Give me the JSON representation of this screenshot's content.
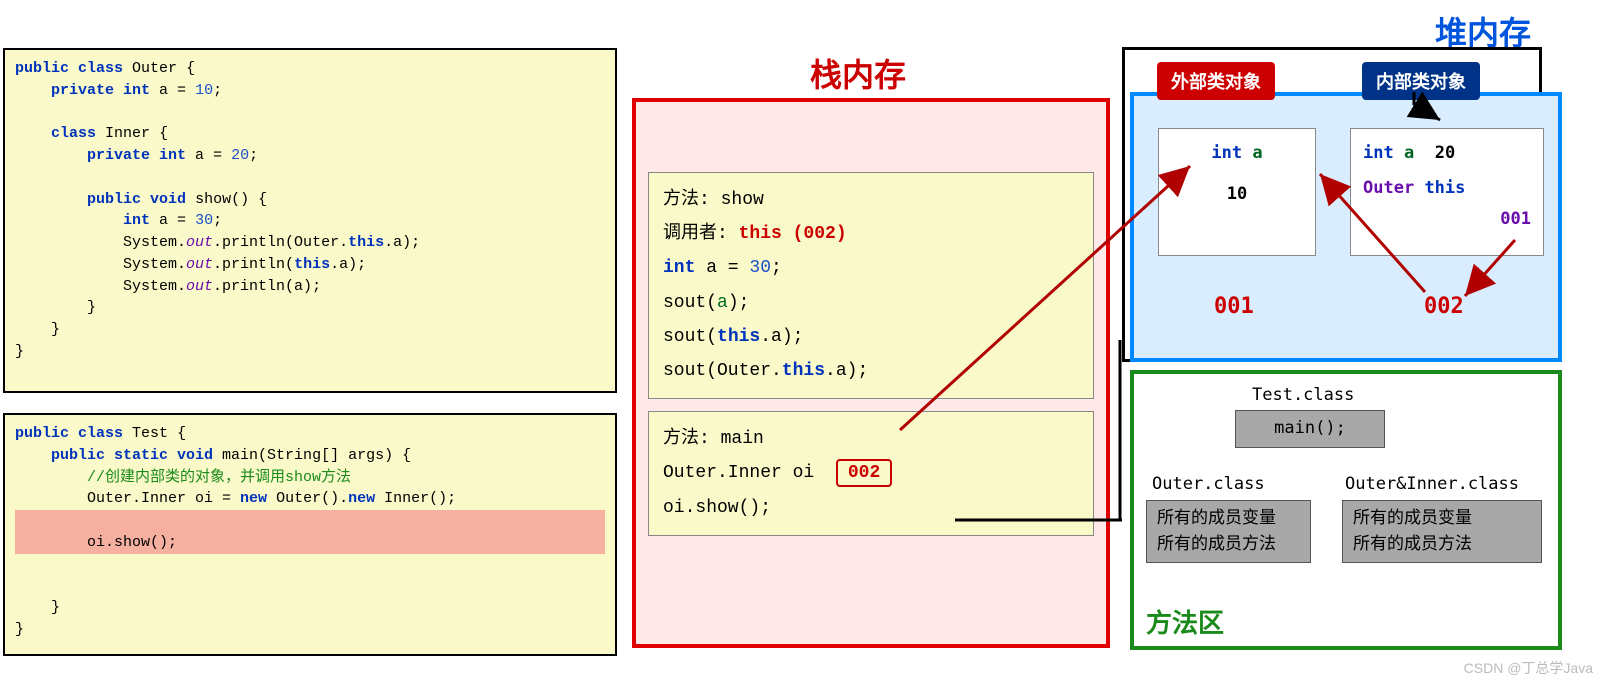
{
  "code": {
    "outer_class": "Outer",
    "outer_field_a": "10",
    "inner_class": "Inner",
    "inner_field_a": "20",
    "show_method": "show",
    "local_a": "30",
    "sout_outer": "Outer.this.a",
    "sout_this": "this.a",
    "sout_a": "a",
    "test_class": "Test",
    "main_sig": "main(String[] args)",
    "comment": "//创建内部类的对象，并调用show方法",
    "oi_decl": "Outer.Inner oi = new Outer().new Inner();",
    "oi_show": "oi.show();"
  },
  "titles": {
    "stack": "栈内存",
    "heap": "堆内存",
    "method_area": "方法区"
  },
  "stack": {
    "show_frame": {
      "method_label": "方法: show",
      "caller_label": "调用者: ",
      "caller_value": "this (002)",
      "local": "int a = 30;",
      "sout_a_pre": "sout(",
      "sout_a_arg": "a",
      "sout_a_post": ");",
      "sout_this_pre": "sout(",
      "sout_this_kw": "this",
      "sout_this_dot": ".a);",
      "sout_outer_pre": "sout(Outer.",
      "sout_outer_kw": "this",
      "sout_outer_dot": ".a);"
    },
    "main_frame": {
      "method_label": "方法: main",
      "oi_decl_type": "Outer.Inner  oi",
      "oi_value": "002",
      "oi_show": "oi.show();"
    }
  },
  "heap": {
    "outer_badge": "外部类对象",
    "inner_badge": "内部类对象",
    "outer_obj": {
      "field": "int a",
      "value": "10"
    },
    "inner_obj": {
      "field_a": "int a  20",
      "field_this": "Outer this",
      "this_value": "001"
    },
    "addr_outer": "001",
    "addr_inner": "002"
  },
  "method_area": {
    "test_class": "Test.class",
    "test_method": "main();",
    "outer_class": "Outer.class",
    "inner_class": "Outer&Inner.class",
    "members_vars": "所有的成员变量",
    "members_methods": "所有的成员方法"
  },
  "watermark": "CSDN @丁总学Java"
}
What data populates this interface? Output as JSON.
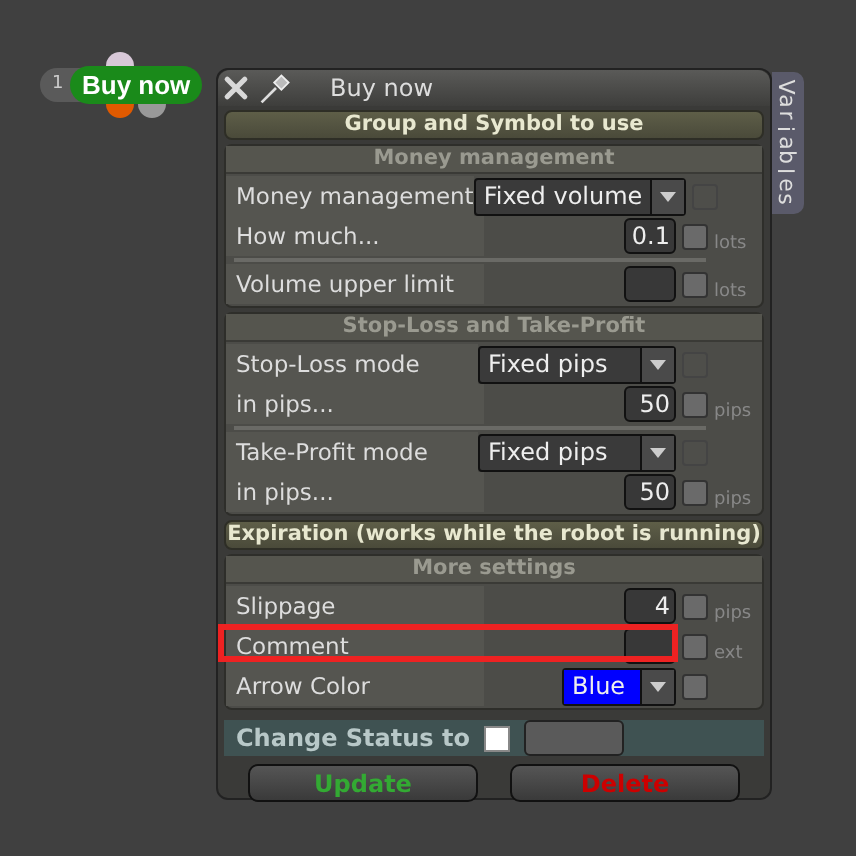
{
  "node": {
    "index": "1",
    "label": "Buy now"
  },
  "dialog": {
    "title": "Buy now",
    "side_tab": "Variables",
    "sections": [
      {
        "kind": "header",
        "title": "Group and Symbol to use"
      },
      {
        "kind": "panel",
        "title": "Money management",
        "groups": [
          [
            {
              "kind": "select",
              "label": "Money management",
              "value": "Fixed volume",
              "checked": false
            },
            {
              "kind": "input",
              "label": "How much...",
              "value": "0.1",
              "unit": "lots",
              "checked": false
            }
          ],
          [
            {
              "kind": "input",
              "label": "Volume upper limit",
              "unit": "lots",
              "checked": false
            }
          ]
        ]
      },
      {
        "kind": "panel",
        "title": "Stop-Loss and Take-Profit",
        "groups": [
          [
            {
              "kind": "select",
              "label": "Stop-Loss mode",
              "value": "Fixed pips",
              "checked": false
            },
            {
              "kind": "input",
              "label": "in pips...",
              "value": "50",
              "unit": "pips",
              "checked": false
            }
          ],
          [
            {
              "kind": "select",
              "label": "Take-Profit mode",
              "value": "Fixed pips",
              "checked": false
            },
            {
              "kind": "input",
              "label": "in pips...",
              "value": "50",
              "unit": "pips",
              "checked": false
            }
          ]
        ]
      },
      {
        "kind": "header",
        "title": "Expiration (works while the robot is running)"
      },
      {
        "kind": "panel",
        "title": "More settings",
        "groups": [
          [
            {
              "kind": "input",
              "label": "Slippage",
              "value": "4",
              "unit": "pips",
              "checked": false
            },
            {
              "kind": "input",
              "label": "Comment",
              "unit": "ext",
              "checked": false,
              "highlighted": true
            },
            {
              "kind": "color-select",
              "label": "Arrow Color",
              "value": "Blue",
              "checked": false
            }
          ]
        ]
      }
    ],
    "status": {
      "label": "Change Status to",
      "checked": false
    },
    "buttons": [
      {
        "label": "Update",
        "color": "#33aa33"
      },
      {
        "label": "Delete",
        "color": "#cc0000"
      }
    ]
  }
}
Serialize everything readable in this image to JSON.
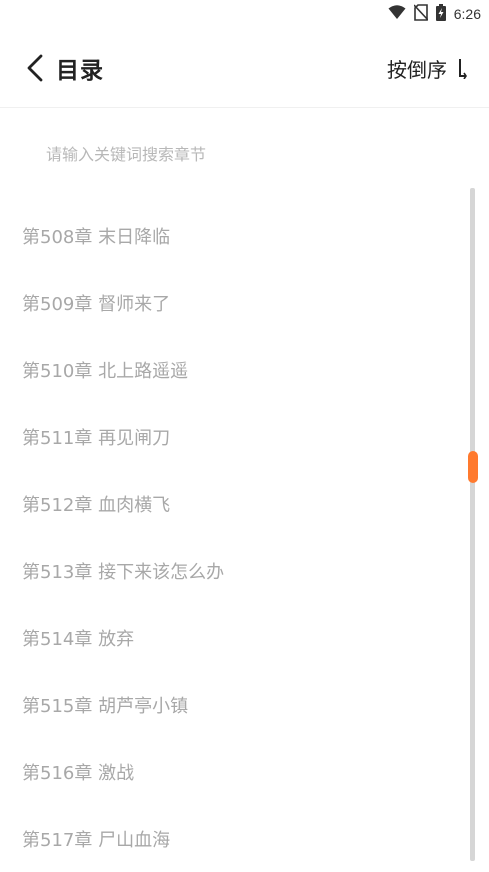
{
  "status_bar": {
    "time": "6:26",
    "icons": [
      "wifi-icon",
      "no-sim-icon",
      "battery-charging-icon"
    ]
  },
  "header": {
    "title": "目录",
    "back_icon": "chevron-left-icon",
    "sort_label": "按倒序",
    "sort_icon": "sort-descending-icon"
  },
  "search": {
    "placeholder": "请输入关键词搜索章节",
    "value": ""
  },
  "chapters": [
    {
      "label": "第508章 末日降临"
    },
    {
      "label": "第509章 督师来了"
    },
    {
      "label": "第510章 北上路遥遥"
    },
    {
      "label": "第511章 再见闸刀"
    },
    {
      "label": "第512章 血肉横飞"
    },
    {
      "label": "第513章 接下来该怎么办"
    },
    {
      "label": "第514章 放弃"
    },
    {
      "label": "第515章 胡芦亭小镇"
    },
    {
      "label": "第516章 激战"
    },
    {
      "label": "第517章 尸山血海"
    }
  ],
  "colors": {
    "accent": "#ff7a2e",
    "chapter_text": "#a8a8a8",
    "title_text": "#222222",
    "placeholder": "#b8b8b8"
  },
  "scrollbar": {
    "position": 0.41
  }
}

····················

*TASK PROMPT*
Pictures stay out; repeat all the rest of the records exactly.

*FINISHED TASK*
Give me the JSON representation of this screenshot's content.
{
  "code": {
    "outer_class": "Outer",
    "outer_field_a": "10",
    "inner_class": "Inner",
    "inner_field_a": "20",
    "show_method": "show",
    "local_a": "30",
    "sout_outer": "Outer.this.a",
    "sout_this": "this.a",
    "sout_a": "a",
    "test_class": "Test",
    "main_sig": "main(String[] args)",
    "comment": "//创建内部类的对象，并调用show方法",
    "oi_decl": "Outer.Inner oi = new Outer().new Inner();",
    "oi_show": "oi.show();"
  },
  "titles": {
    "stack": "栈内存",
    "heap": "堆内存",
    "method_area": "方法区"
  },
  "stack": {
    "show_frame": {
      "method_label": "方法: show",
      "caller_label": "调用者: ",
      "caller_value": "this (002)",
      "local": "int a = 30;",
      "sout_a_pre": "sout(",
      "sout_a_arg": "a",
      "sout_a_post": ");",
      "sout_this_pre": "sout(",
      "sout_this_kw": "this",
      "sout_this_dot": ".a);",
      "sout_outer_pre": "sout(Outer.",
      "sout_outer_kw": "this",
      "sout_outer_dot": ".a);"
    },
    "main_frame": {
      "method_label": "方法: main",
      "oi_decl_type": "Outer.Inner  oi",
      "oi_value": "002",
      "oi_show": "oi.show();"
    }
  },
  "heap": {
    "outer_badge": "外部类对象",
    "inner_badge": "内部类对象",
    "outer_obj": {
      "field": "int a",
      "value": "10"
    },
    "inner_obj": {
      "field_a": "int a  20",
      "field_this": "Outer this",
      "this_value": "001"
    },
    "addr_outer": "001",
    "addr_inner": "002"
  },
  "method_area": {
    "test_class": "Test.class",
    "test_method": "main();",
    "outer_class": "Outer.class",
    "inner_class": "Outer&Inner.class",
    "members_vars": "所有的成员变量",
    "members_methods": "所有的成员方法"
  },
  "watermark": "CSDN @丁总学Java"
}
What data populates this interface? Output as JSON.
{
  "node": {
    "index": "1",
    "label": "Buy now"
  },
  "dialog": {
    "title": "Buy now",
    "side_tab": "Variables",
    "sections": [
      {
        "kind": "header",
        "title": "Group and Symbol to use"
      },
      {
        "kind": "panel",
        "title": "Money management",
        "groups": [
          [
            {
              "kind": "select",
              "label": "Money management",
              "value": "Fixed volume",
              "checked": false
            },
            {
              "kind": "input",
              "label": "How much...",
              "value": "0.1",
              "unit": "lots",
              "checked": false
            }
          ],
          [
            {
              "kind": "input",
              "label": "Volume upper limit",
              "unit": "lots",
              "checked": false
            }
          ]
        ]
      },
      {
        "kind": "panel",
        "title": "Stop-Loss and Take-Profit",
        "groups": [
          [
            {
              "kind": "select",
              "label": "Stop-Loss mode",
              "value": "Fixed pips",
              "checked": false
            },
            {
              "kind": "input",
              "label": "in pips...",
              "value": "50",
              "unit": "pips",
              "checked": false
            }
          ],
          [
            {
              "kind": "select",
              "label": "Take-Profit mode",
              "value": "Fixed pips",
              "checked": false
            },
            {
              "kind": "input",
              "label": "in pips...",
              "value": "50",
              "unit": "pips",
              "checked": false
            }
          ]
        ]
      },
      {
        "kind": "header",
        "title": "Expiration (works while the robot is running)"
      },
      {
        "kind": "panel",
        "title": "More settings",
        "groups": [
          [
            {
              "kind": "input",
              "label": "Slippage",
              "value": "4",
              "unit": "pips",
              "checked": false
            },
            {
              "kind": "input",
              "label": "Comment",
              "unit": "ext",
              "checked": false,
              "highlighted": true
            },
            {
              "kind": "color-select",
              "label": "Arrow Color",
              "value": "Blue",
              "checked": false
            }
          ]
        ]
      }
    ],
    "status": {
      "label": "Change Status to",
      "checked": false
    },
    "buttons": [
      {
        "label": "Update",
        "color": "#33aa33"
      },
      {
        "label": "Delete",
        "color": "#cc0000"
      }
    ]
  }
}
Serialize everything readable in this image to JSON.
{
  "status_bar": {
    "time": "6:26",
    "icons": [
      "wifi-icon",
      "no-sim-icon",
      "battery-charging-icon"
    ]
  },
  "header": {
    "title": "目录",
    "back_icon": "chevron-left-icon",
    "sort_label": "按倒序",
    "sort_icon": "sort-descending-icon"
  },
  "search": {
    "placeholder": "请输入关键词搜索章节",
    "value": ""
  },
  "chapters": [
    {
      "label": "第508章 末日降临"
    },
    {
      "label": "第509章 督师来了"
    },
    {
      "label": "第510章 北上路遥遥"
    },
    {
      "label": "第511章 再见闸刀"
    },
    {
      "label": "第512章 血肉横飞"
    },
    {
      "label": "第513章 接下来该怎么办"
    },
    {
      "label": "第514章 放弃"
    },
    {
      "label": "第515章 胡芦亭小镇"
    },
    {
      "label": "第516章 激战"
    },
    {
      "label": "第517章 尸山血海"
    }
  ],
  "colors": {
    "accent": "#ff7a2e",
    "chapter_text": "#a8a8a8",
    "title_text": "#222222",
    "placeholder": "#b8b8b8"
  },
  "scrollbar": {
    "position": 0.41
  }
}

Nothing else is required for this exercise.